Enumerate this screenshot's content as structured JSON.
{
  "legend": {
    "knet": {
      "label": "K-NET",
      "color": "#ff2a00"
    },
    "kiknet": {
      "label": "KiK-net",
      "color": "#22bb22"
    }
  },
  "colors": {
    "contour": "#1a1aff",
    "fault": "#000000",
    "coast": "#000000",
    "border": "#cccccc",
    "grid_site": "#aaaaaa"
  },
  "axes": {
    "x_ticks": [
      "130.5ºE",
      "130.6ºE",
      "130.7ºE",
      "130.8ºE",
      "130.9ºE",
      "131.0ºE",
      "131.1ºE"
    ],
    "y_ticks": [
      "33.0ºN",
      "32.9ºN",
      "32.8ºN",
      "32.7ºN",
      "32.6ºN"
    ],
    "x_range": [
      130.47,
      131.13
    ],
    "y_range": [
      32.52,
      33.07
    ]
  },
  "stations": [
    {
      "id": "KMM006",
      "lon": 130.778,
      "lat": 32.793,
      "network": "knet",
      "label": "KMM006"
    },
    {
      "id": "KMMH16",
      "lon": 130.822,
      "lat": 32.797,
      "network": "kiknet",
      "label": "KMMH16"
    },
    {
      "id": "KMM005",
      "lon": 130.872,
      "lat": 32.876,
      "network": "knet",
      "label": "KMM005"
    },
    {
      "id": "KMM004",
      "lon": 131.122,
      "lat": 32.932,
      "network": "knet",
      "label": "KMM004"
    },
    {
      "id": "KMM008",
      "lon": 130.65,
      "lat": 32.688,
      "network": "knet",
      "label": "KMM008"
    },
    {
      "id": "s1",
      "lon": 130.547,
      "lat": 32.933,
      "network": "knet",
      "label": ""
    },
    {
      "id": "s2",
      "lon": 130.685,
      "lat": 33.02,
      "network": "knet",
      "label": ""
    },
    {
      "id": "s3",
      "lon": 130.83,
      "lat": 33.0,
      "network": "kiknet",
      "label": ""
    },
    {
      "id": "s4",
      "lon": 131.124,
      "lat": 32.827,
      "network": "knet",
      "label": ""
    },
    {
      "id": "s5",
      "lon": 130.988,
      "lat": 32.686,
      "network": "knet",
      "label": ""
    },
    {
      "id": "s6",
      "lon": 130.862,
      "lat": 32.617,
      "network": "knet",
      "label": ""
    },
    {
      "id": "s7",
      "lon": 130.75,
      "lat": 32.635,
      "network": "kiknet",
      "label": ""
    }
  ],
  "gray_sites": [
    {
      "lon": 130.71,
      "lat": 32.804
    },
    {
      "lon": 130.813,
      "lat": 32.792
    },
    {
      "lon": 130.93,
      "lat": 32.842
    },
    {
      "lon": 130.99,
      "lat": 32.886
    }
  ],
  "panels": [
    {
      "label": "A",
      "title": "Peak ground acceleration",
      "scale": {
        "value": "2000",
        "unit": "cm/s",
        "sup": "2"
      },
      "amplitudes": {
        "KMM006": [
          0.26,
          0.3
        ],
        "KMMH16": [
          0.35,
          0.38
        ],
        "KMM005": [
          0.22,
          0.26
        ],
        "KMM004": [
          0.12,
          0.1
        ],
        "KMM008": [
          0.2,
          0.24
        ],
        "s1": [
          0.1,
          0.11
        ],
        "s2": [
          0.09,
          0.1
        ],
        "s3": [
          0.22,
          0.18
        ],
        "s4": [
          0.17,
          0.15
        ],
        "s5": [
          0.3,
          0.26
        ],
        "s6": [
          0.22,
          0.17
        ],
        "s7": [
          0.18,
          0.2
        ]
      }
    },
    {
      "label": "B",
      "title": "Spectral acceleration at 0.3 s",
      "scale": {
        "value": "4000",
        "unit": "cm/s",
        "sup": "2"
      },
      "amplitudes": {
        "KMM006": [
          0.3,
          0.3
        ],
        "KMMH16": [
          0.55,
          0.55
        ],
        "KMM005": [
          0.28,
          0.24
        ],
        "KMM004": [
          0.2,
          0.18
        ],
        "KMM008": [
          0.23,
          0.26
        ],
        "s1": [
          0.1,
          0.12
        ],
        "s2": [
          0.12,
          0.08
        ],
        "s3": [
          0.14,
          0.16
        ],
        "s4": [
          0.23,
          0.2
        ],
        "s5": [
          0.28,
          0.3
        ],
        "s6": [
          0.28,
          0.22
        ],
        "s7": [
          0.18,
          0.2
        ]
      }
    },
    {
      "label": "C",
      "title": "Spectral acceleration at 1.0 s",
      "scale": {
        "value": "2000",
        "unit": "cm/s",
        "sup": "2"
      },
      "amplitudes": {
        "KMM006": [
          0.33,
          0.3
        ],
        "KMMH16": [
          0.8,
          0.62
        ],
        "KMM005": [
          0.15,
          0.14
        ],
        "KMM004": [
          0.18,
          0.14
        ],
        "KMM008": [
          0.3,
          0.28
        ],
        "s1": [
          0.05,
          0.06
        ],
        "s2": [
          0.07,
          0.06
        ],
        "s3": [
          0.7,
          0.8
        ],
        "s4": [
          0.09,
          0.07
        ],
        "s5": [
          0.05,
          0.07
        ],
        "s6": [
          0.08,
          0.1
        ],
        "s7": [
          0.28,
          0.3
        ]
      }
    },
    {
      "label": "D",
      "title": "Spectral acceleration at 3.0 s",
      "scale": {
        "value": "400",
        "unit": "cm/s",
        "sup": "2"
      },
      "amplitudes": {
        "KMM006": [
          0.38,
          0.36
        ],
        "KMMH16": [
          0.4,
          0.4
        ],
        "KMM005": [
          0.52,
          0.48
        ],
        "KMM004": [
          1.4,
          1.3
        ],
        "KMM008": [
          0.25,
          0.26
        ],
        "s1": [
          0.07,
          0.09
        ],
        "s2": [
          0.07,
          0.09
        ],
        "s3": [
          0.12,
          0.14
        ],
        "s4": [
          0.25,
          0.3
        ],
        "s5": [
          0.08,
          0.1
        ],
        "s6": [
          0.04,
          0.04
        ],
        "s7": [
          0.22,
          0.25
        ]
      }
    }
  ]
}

· · · · ·

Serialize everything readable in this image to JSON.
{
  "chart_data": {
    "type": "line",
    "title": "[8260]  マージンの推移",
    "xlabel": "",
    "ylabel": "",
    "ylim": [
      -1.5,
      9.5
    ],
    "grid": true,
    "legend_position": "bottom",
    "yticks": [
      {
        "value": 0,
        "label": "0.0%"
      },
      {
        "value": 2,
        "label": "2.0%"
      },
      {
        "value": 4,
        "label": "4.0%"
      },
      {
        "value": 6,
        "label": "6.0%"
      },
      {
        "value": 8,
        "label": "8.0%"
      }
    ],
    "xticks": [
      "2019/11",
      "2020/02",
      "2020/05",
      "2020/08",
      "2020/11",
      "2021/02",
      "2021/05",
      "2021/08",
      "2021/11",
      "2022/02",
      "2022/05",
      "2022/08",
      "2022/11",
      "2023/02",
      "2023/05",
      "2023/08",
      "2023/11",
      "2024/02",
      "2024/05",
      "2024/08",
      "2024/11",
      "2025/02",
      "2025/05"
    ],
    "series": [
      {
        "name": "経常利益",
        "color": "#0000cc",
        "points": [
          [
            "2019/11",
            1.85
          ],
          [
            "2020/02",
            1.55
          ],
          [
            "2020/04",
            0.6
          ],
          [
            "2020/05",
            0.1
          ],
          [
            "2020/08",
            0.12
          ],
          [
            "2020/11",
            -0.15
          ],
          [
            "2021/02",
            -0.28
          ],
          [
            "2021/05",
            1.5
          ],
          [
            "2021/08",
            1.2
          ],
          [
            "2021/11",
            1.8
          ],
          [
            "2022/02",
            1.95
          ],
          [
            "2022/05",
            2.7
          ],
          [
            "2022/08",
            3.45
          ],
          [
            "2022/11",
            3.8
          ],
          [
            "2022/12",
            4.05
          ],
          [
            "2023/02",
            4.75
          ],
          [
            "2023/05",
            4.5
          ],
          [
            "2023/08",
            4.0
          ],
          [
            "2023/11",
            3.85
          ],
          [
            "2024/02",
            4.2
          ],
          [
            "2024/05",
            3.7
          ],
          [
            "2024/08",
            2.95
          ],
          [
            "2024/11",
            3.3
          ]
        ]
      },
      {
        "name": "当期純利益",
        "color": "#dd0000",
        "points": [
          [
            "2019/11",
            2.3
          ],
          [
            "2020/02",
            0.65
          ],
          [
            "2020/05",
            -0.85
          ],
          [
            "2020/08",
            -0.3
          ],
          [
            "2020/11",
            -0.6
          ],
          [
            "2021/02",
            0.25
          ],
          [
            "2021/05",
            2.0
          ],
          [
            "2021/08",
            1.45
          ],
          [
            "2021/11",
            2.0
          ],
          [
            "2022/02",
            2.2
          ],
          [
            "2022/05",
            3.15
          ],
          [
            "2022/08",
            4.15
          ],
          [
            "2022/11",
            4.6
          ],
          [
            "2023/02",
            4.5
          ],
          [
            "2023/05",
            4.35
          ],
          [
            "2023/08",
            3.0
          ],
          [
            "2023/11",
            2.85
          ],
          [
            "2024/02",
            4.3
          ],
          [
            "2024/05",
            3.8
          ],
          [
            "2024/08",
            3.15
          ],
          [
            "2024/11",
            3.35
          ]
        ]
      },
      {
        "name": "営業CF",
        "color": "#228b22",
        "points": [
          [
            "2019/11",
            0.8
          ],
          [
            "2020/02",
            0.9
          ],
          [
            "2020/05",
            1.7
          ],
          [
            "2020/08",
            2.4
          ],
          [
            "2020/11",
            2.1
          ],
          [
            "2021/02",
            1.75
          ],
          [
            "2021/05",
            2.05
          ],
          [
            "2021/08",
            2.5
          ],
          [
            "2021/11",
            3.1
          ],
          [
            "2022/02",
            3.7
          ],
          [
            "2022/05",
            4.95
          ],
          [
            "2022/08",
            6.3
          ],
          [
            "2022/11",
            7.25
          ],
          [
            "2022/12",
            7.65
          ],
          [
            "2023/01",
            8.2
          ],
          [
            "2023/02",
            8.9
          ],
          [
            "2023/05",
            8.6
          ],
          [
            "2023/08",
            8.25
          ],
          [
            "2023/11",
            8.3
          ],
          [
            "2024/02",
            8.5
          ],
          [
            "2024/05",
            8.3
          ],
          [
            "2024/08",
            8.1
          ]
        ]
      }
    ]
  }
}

· · · · ·

• **Set task**: Lines in the records that hold the word "acceleration" are to be counted; give only the total.

• **Written response**: 4